__BRIEF__: Print what the records say exactly, and omit the pictures.

---------- SOURCE DATA ----------

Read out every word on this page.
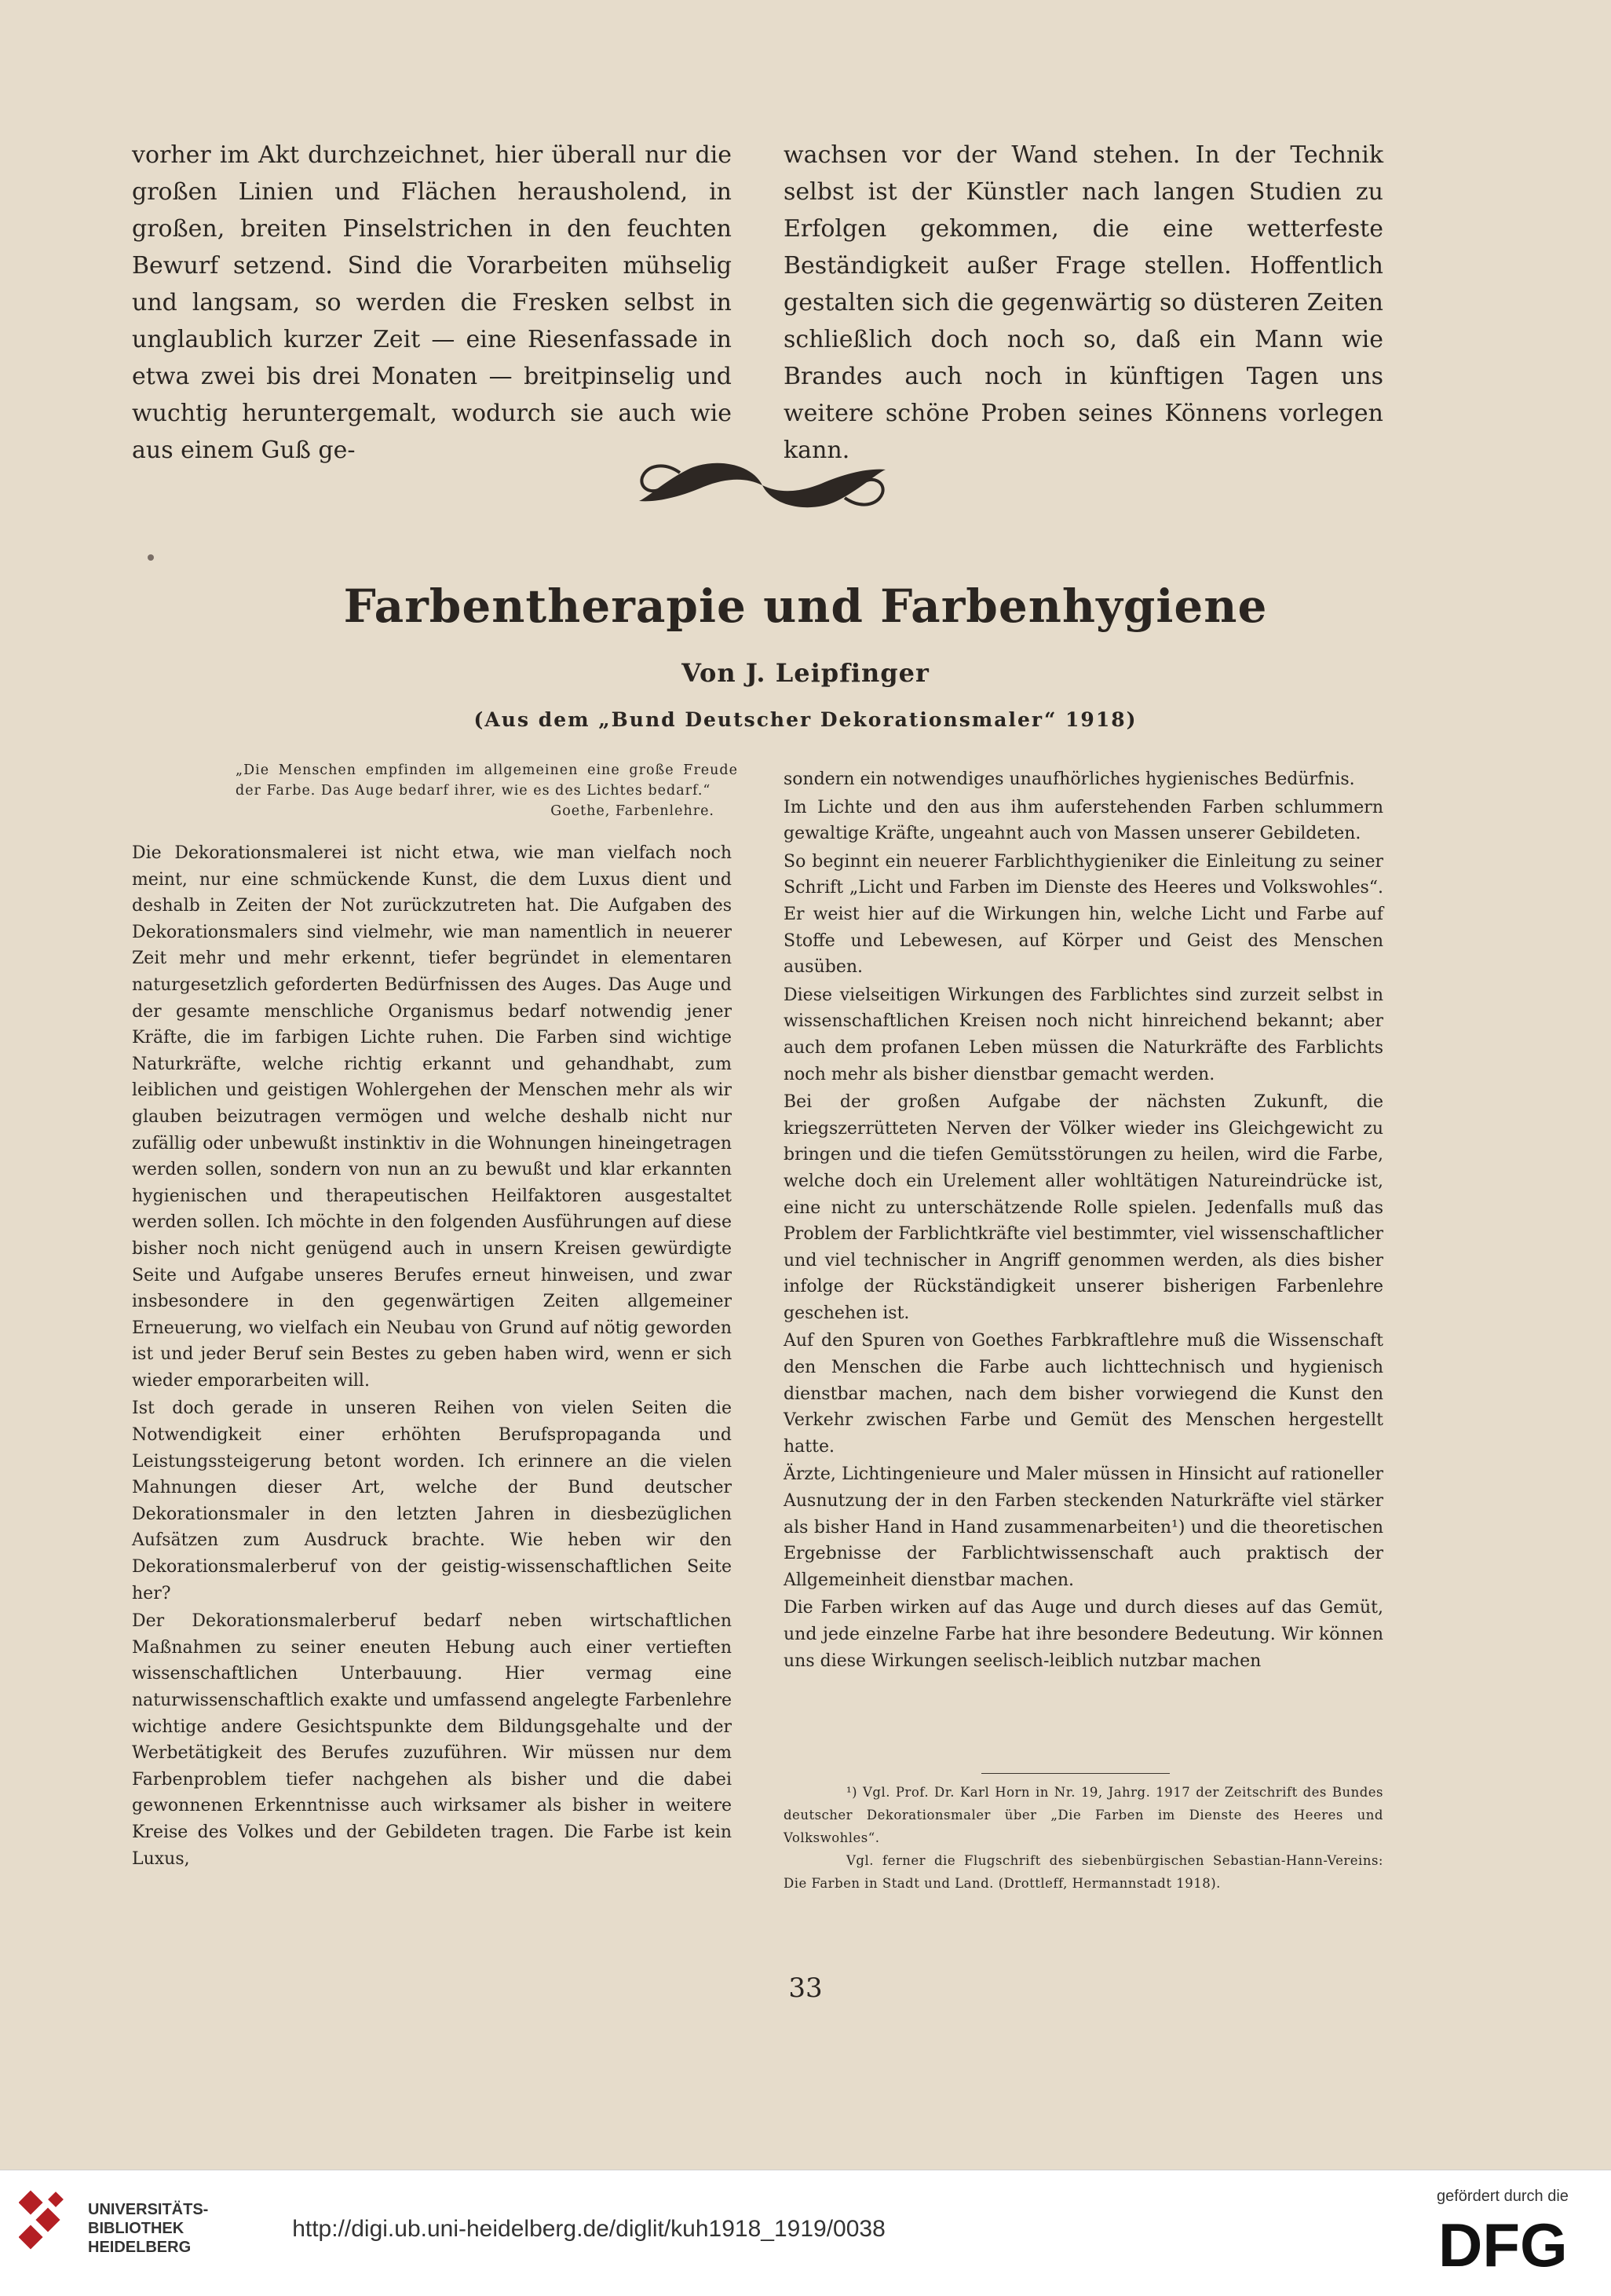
vorher im Akt durchzeichnet, hier überall nur die großen Linien und Flächen herausholend, in großen, breiten Pinselstrichen in den feuchten Bewurf setzend. Sind die Vorarbeiten mühselig und langsam, so werden die Fresken selbst in unglaublich kurzer Zeit — eine Riesenfassade in etwa zwei bis drei Monaten — breitpinselig und wuchtig heruntergemalt, wodurch sie auch wie aus einem Guß ge-

wachsen vor der Wand stehen. In der Technik selbst ist der Künstler nach langen Studien zu Erfolgen gekommen, die eine wetterfeste Beständigkeit außer Frage stellen. Hoffentlich gestalten sich die gegenwärtig so düsteren Zeiten schließlich doch noch so, daß ein Mann wie Brandes auch noch in künftigen Tagen uns weitere schöne Proben seines Könnens vorlegen kann.

Farbentherapie und Farbenhygiene
Von J. Leipfinger
(Aus dem „Bund Deutscher Dekorationsmaler“ 1918)

„Die Menschen empfinden im allgemeinen eine große Freude der Farbe. Das Auge bedarf ihrer, wie es des Lichtes bedarf.“

Goethe, Farbenlehre.

Die Dekorationsmalerei ist nicht etwa, wie man vielfach noch meint, nur eine schmückende Kunst, die dem Luxus dient und deshalb in Zeiten der Not zurückzutreten hat. Die Aufgaben des Dekorationsmalers sind vielmehr, wie man namentlich in neuerer Zeit mehr und mehr erkennt, tiefer begründet in elementaren naturgesetzlich geforderten Bedürfnissen des Auges. Das Auge und der gesamte menschliche Organismus bedarf notwendig jener Kräfte, die im farbigen Lichte ruhen. Die Farben sind wichtige Naturkräfte, welche richtig erkannt und gehandhabt, zum leiblichen und geistigen Wohlergehen der Menschen mehr als wir glauben beizutragen vermögen und welche deshalb nicht nur zufällig oder unbewußt instinktiv in die Wohnungen hineingetragen werden sollen, sondern von nun an zu bewußt und klar erkannten hygienischen und therapeutischen Heilfaktoren ausgestaltet werden sollen. Ich möchte in den folgenden Ausführungen auf diese bisher noch nicht genügend auch in unsern Kreisen gewürdigte Seite und Aufgabe unseres Berufes erneut hinweisen, und zwar insbesondere in den gegenwärtigen Zeiten allgemeiner Erneuerung, wo vielfach ein Neubau von Grund auf nötig geworden ist und jeder Beruf sein Bestes zu geben haben wird, wenn er sich wieder emporarbeiten will.

Ist doch gerade in unseren Reihen von vielen Seiten die Notwendigkeit einer erhöhten Berufspropaganda und Leistungssteigerung betont worden. Ich erinnere an die vielen Mahnungen dieser Art, welche der Bund deutscher Dekorationsmaler in den letzten Jahren in diesbezüglichen Aufsätzen zum Ausdruck brachte. Wie heben wir den Dekorationsmalerberuf von der geistig-wissenschaftlichen Seite her?

Der Dekorationsmalerberuf bedarf neben wirtschaftlichen Maßnahmen zu seiner eneuten Hebung auch einer vertieften wissenschaftlichen Unterbauung. Hier vermag eine naturwissenschaftlich exakte und umfassend angelegte Farbenlehre wichtige andere Gesichtspunkte dem Bildungsgehalte und der Werbetätigkeit des Berufes zuzuführen. Wir müssen nur dem Farbenproblem tiefer nachgehen als bisher und die dabei gewonnenen Erkenntnisse auch wirksamer als bisher in weitere Kreise des Volkes und der Gebildeten tragen. Die Farbe ist kein Luxus,

sondern ein notwendiges unaufhörliches hygienisches Bedürfnis.

Im Lichte und den aus ihm auferstehenden Farben schlummern gewaltige Kräfte, ungeahnt auch von Massen unserer Gebildeten.

So beginnt ein neuerer Farblichthygieniker die Einleitung zu seiner Schrift „Licht und Farben im Dienste des Heeres und Volkswohles“. Er weist hier auf die Wirkungen hin, welche Licht und Farbe auf Stoffe und Lebewesen, auf Körper und Geist des Menschen ausüben.

Diese vielseitigen Wirkungen des Farblichtes sind zurzeit selbst in wissenschaftlichen Kreisen noch nicht hinreichend bekannt; aber auch dem profanen Leben müssen die Naturkräfte des Farblichts noch mehr als bisher dienstbar gemacht werden.

Bei der großen Aufgabe der nächsten Zukunft, die kriegszerrütteten Nerven der Völker wieder ins Gleichgewicht zu bringen und die tiefen Gemütsstörungen zu heilen, wird die Farbe, welche doch ein Urelement aller wohltätigen Natureindrücke ist, eine nicht zu unterschätzende Rolle spielen. Jedenfalls muß das Problem der Farblichtkräfte viel bestimmter, viel wissenschaftlicher und viel technischer in Angriff genommen werden, als dies bisher infolge der Rückständigkeit unserer bisherigen Farbenlehre geschehen ist.

Auf den Spuren von Goethes Farbkraftlehre muß die Wissenschaft den Menschen die Farbe auch lichttechnisch und hygienisch dienstbar machen, nach dem bisher vorwiegend die Kunst den Verkehr zwischen Farbe und Gemüt des Menschen hergestellt hatte.

Ärzte, Lichtingenieure und Maler müssen in Hinsicht auf rationeller Ausnutzung der in den Farben steckenden Naturkräfte viel stärker als bisher Hand in Hand zusammenarbeiten¹) und die theoretischen Ergebnisse der Farblichtwissenschaft auch praktisch der Allgemeinheit dienstbar machen.

Die Farben wirken auf das Auge und durch dieses auf das Gemüt, und jede einzelne Farbe hat ihre besondere Bedeutung. Wir können uns diese Wirkungen seelisch-leiblich nutzbar machen

¹) Vgl. Prof. Dr. Karl Horn in Nr. 19, Jahrg. 1917 der Zeitschrift des Bundes deutscher Dekorationsmaler über „Die Farben im Dienste des Heeres und Volkswohles“.

Vgl. ferner die Flugschrift des siebenbürgischen Sebastian-Hann-Vereins: Die Farben in Stadt und Land. (Drottleff, Hermannstadt 1918).

33
UNIVERSITÄTS-
BIBLIOTHEK
HEIDELBERG
http://digi.ub.uni-heidelberg.de/diglit/kuh1918_1919/0038
gefördert durch die
DFG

----------

__SOLUTION BELOW__:
Read out every word on this page.
vorher im Akt durchzeichnet, hier überall nur die großen Linien und Flächen herausholend, in großen, breiten Pinselstrichen in den feuchten Bewurf setzend. Sind die Vorarbeiten mühselig und langsam, so werden die Fresken selbst in unglaublich kurzer Zeit — eine Riesenfassade in etwa zwei bis drei Monaten — breitpinselig und wuchtig heruntergemalt, wodurch sie auch wie aus einem Guß ge-

wachsen vor der Wand stehen. In der Technik selbst ist der Künstler nach langen Studien zu Erfolgen gekommen, die eine wetterfeste Beständigkeit außer Frage stellen. Hoffentlich gestalten sich die gegenwärtig so düsteren Zeiten schließlich doch noch so, daß ein Mann wie Brandes auch noch in künftigen Tagen uns weitere schöne Proben seines Könnens vorlegen kann.

Farbentherapie und Farbenhygiene
Von J. Leipfinger
(Aus dem „Bund Deutscher Dekorationsmaler“ 1918)

„Die Menschen empfinden im allgemeinen eine große Freude der Farbe. Das Auge bedarf ihrer, wie es des Lichtes bedarf.“

Goethe, Farbenlehre.

Die Dekorationsmalerei ist nicht etwa, wie man vielfach noch meint, nur eine schmückende Kunst, die dem Luxus dient und deshalb in Zeiten der Not zurückzutreten hat. Die Aufgaben des Dekorationsmalers sind vielmehr, wie man namentlich in neuerer Zeit mehr und mehr erkennt, tiefer begründet in elementaren naturgesetzlich geforderten Bedürfnissen des Auges. Das Auge und der gesamte menschliche Organismus bedarf notwendig jener Kräfte, die im farbigen Lichte ruhen. Die Farben sind wichtige Naturkräfte, welche richtig erkannt und gehandhabt, zum leiblichen und geistigen Wohlergehen der Menschen mehr als wir glauben beizutragen vermögen und welche deshalb nicht nur zufällig oder unbewußt instinktiv in die Wohnungen hineingetragen werden sollen, sondern von nun an zu bewußt und klar erkannten hygienischen und therapeutischen Heilfaktoren ausgestaltet werden sollen. Ich möchte in den folgenden Ausführungen auf diese bisher noch nicht genügend auch in unsern Kreisen gewürdigte Seite und Aufgabe unseres Berufes erneut hinweisen, und zwar insbesondere in den gegenwärtigen Zeiten allgemeiner Erneuerung, wo vielfach ein Neubau von Grund auf nötig geworden ist und jeder Beruf sein Bestes zu geben haben wird, wenn er sich wieder emporarbeiten will.

Ist doch gerade in unseren Reihen von vielen Seiten die Notwendigkeit einer erhöhten Berufspropaganda und Leistungssteigerung betont worden. Ich erinnere an die vielen Mahnungen dieser Art, welche der Bund deutscher Dekorationsmaler in den letzten Jahren in diesbezüglichen Aufsätzen zum Ausdruck brachte. Wie heben wir den Dekorationsmalerberuf von der geistig-wissenschaftlichen Seite her?

Der Dekorationsmalerberuf bedarf neben wirtschaftlichen Maßnahmen zu seiner eneuten Hebung auch einer vertieften wissenschaftlichen Unterbauung. Hier vermag eine naturwissenschaftlich exakte und umfassend angelegte Farbenlehre wichtige andere Gesichtspunkte dem Bildungsgehalte und der Werbetätigkeit des Berufes zuzuführen. Wir müssen nur dem Farbenproblem tiefer nachgehen als bisher und die dabei gewonnenen Erkenntnisse auch wirksamer als bisher in weitere Kreise des Volkes und der Gebildeten tragen. Die Farbe ist kein Luxus,

sondern ein notwendiges unaufhörliches hygienisches Bedürfnis.

Im Lichte und den aus ihm auferstehenden Farben schlummern gewaltige Kräfte, ungeahnt auch von Massen unserer Gebildeten.

So beginnt ein neuerer Farblichthygieniker die Einleitung zu seiner Schrift „Licht und Farben im Dienste des Heeres und Volkswohles“. Er weist hier auf die Wirkungen hin, welche Licht und Farbe auf Stoffe und Lebewesen, auf Körper und Geist des Menschen ausüben.

Diese vielseitigen Wirkungen des Farblichtes sind zurzeit selbst in wissenschaftlichen Kreisen noch nicht hinreichend bekannt; aber auch dem profanen Leben müssen die Naturkräfte des Farblichts noch mehr als bisher dienstbar gemacht werden.

Bei der großen Aufgabe der nächsten Zukunft, die kriegszerrütteten Nerven der Völker wieder ins Gleichgewicht zu bringen und die tiefen Gemütsstörungen zu heilen, wird die Farbe, welche doch ein Urelement aller wohltätigen Natureindrücke ist, eine nicht zu unterschätzende Rolle spielen. Jedenfalls muß das Problem der Farblichtkräfte viel bestimmter, viel wissenschaftlicher und viel technischer in Angriff genommen werden, als dies bisher infolge der Rückständigkeit unserer bisherigen Farbenlehre geschehen ist.

Auf den Spuren von Goethes Farbkraftlehre muß die Wissenschaft den Menschen die Farbe auch lichttechnisch und hygienisch dienstbar machen, nach dem bisher vorwiegend die Kunst den Verkehr zwischen Farbe und Gemüt des Menschen hergestellt hatte.

Ärzte, Lichtingenieure und Maler müssen in Hinsicht auf rationeller Ausnutzung der in den Farben steckenden Naturkräfte viel stärker als bisher Hand in Hand zusammenarbeiten¹) und die theoretischen Ergebnisse der Farblichtwissenschaft auch praktisch der Allgemeinheit dienstbar machen.

Die Farben wirken auf das Auge und durch dieses auf das Gemüt, und jede einzelne Farbe hat ihre besondere Bedeutung. Wir können uns diese Wirkungen seelisch-leiblich nutzbar machen

¹) Vgl. Prof. Dr. Karl Horn in Nr. 19, Jahrg. 1917 der Zeitschrift des Bundes deutscher Dekorationsmaler über „Die Farben im Dienste des Heeres und Volkswohles“.

Vgl. ferner die Flugschrift des siebenbürgischen Sebastian-Hann-Vereins: Die Farben in Stadt und Land. (Drottleff, Hermannstadt 1918).

33
UNIVERSITÄTS-
BIBLIOTHEK
HEIDELBERG
http://digi.ub.uni-heidelberg.de/diglit/kuh1918_1919/0038
gefördert durch die
DFG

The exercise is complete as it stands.